WRITTEN PROBLEM:
Give a verbatim quotation of every record.

::::::::::

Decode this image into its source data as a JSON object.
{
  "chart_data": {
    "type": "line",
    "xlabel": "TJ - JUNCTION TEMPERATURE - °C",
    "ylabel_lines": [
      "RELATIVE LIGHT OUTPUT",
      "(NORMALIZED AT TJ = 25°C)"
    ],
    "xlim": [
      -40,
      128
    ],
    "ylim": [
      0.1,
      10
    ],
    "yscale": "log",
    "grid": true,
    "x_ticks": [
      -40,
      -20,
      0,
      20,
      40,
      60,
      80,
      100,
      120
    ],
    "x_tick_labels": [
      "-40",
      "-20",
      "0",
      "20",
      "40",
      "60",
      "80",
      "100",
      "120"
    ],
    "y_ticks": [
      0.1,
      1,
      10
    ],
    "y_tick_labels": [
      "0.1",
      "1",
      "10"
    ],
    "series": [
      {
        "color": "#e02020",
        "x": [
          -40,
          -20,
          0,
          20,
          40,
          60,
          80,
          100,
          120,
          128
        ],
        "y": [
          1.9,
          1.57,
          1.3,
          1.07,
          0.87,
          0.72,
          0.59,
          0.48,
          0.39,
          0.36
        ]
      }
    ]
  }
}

::::::::::

THE RESPONSE:
Decode this image into its source data as a JSON object.
{
  "chart_data": {
    "type": "line",
    "xlabel": "TJ - JUNCTION TEMPERATURE - °C",
    "ylabel_lines": [
      "RELATIVE LIGHT OUTPUT",
      "(NORMALIZED AT TJ = 25°C)"
    ],
    "xlim": [
      -40,
      128
    ],
    "ylim": [
      0.1,
      10
    ],
    "yscale": "log",
    "grid": true,
    "x_ticks": [
      -40,
      -20,
      0,
      20,
      40,
      60,
      80,
      100,
      120
    ],
    "x_tick_labels": [
      "-40",
      "-20",
      "0",
      "20",
      "40",
      "60",
      "80",
      "100",
      "120"
    ],
    "y_ticks": [
      0.1,
      1,
      10
    ],
    "y_tick_labels": [
      "0.1",
      "1",
      "10"
    ],
    "series": [
      {
        "color": "#e02020",
        "x": [
          -40,
          -20,
          0,
          20,
          40,
          60,
          80,
          100,
          120,
          128
        ],
        "y": [
          1.9,
          1.57,
          1.3,
          1.07,
          0.87,
          0.72,
          0.59,
          0.48,
          0.39,
          0.36
        ]
      }
    ]
  }
}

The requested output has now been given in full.